Document:
-- START --
19 May 2013

Memo to the collective

Greetings to all and sundry in the collective!  The collective greets itself!

We are happy to report that the fundamental transformation, whilst slowing, continues even if it is at a snails pace.  There are unavoidable bumps in the road and the bodies are about to be piled under the bus.  To achieve that glorious end, to get to the never ending omelet of continuously breaking eggs, each and all of you have agreed to do one simple thing: follow collective talking points.

In general these talking points are given through the agreed-upon venues set up by your fellow parrots, and have also been circulated by various lists containing the letter 'O' and through some Old Media talking heads who are semi-reliable.  Generally it is that 'You've Got Mail!' voice from your preferred e-mail platform that brings to your attention the freshest, latest and mandatory collective talking points.  The collective goes through great expense and effort to generate up these talking points and your basic agreement is to actually use them.

As you may recall in the second paragraph of your agreement, the stipulation was that you agreed that you were minimally sentient, could walk and chew gum at the same time, knew how to copy and paste, and that you lacked the mental powers to make creative talking points.  We agreed to supply the talking points and you agreed to check all individualist thinking at the door.  You were no longer to have any morals, ethics, qualms nor any other individualist sort of second thoughts about what we handed you as you admitted you lacked the creative ability to do more than create simple sentences.  The collective was a bit dismayed at how many Harvard graduates were in that last category, but to get that never arising delicious omelet a few egg-heads had to be brought on board pre-cracked.

A few of you, and we know who you are, have not only not used the now updated hourly talking points, but have backslid on your agreement further and are now using talking points hours, days, weeks, months or, in a few cases, years old.  In doing so you are attempting to show original thinking which is individualist and that is not allowed.  Further you sound like an idiot and the collective is made to look like an idiot by your use of outmoded or outdated talking points and prior circulated non sequiturs.   Do note that with every e-mail list of talking points there are also fresh non sequiturs handed out for you to use to confuse and befuddle individualists and show a bit of comedy from the collective at your expense.  As part of your agreement you agreed it was better to suck as a chorus rather than as individuals, and by reverting to your individualistic suck you can no longer be brought into the tone deaf choir that is the collective.
-- END --
Stated exercise: Transcribe the memo word for word, starting at "Memo to the" and ending at "follow collective talking points.".

Region annotation records
-- START --
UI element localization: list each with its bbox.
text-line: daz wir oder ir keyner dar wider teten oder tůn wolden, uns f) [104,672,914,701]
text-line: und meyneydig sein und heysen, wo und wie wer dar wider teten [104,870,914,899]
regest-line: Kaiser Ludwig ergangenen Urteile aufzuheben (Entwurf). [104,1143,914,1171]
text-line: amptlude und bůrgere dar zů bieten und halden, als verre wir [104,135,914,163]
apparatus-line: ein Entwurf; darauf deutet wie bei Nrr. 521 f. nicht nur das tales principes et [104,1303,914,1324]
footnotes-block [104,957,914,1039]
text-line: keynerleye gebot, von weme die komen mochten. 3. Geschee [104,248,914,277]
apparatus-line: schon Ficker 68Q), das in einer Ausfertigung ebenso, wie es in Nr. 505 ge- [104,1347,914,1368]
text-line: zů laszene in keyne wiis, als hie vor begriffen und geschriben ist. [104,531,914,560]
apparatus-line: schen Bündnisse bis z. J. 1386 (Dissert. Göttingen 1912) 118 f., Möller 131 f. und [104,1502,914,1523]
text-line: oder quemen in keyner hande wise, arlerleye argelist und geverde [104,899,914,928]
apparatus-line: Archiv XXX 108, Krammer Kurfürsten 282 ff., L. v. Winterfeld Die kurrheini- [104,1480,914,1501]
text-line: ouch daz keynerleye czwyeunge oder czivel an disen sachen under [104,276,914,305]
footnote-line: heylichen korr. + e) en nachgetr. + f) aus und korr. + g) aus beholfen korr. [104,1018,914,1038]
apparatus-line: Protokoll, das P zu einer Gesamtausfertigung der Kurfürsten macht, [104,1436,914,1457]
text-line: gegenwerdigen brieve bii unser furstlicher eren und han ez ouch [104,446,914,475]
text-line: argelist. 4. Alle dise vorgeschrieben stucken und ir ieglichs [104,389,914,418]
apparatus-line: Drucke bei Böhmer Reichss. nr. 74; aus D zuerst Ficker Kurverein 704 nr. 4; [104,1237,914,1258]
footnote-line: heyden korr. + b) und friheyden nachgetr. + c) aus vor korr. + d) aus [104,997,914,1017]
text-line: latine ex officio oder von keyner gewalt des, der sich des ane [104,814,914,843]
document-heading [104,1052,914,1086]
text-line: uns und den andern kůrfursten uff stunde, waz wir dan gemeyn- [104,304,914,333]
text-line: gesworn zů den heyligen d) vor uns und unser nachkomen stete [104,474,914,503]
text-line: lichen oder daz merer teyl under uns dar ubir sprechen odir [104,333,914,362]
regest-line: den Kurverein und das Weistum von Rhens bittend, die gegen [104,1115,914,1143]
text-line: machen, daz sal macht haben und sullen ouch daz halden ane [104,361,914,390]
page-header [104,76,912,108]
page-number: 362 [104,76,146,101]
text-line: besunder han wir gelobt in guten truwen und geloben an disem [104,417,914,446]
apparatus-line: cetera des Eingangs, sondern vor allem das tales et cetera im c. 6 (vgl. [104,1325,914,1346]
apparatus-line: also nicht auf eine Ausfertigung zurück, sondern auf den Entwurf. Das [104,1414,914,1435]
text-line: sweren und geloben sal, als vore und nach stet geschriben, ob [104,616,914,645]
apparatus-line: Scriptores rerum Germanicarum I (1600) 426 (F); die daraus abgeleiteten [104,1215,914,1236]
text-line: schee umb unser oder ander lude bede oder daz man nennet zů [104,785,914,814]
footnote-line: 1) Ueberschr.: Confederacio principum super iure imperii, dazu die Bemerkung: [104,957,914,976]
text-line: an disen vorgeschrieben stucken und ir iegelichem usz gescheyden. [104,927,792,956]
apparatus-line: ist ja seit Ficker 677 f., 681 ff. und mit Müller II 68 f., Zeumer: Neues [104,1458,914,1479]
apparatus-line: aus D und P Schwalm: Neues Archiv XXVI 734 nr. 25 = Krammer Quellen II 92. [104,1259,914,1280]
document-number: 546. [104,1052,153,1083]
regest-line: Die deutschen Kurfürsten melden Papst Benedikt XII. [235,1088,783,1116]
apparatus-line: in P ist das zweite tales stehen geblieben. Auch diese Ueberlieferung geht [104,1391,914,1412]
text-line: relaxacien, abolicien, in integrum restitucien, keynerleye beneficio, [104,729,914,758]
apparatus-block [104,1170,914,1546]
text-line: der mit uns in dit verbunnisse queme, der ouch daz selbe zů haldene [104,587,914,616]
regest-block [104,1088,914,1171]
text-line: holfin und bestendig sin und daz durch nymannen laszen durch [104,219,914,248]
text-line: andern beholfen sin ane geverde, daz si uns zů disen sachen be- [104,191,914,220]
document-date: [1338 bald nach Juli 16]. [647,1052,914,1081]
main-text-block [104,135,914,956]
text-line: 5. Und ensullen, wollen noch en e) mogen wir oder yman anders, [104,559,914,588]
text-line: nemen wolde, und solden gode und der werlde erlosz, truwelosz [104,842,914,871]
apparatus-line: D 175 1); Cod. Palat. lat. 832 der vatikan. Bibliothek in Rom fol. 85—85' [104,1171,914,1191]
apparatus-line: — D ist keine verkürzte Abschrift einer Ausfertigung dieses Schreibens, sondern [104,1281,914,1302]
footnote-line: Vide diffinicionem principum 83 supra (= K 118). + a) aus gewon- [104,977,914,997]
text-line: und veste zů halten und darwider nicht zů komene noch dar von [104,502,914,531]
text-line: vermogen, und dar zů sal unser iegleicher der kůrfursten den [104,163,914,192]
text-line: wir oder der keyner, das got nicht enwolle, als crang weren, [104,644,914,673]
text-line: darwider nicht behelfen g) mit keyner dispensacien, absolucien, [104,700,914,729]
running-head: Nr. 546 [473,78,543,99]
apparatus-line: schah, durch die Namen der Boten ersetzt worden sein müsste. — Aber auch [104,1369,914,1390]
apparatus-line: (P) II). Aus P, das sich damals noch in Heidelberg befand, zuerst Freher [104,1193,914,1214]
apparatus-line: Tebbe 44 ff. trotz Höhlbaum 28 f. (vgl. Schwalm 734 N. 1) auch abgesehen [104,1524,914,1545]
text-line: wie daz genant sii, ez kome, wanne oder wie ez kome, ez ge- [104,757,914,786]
-- END --
Solution to the problem:
Memo to the collective

Greetings to all and sundry in the collective!  The collective greets itself!

We are happy to report that the fundamental transformation, whilst slowing, continues even if it is at a snails pace.  There are unavoidable bumps in the road and the bodies are about to be piled under the bus.  To achieve that glorious end, to get to the never ending omelet of continuously breaking eggs, each and all of you have agreed to do one simple thing: follow collective talking points.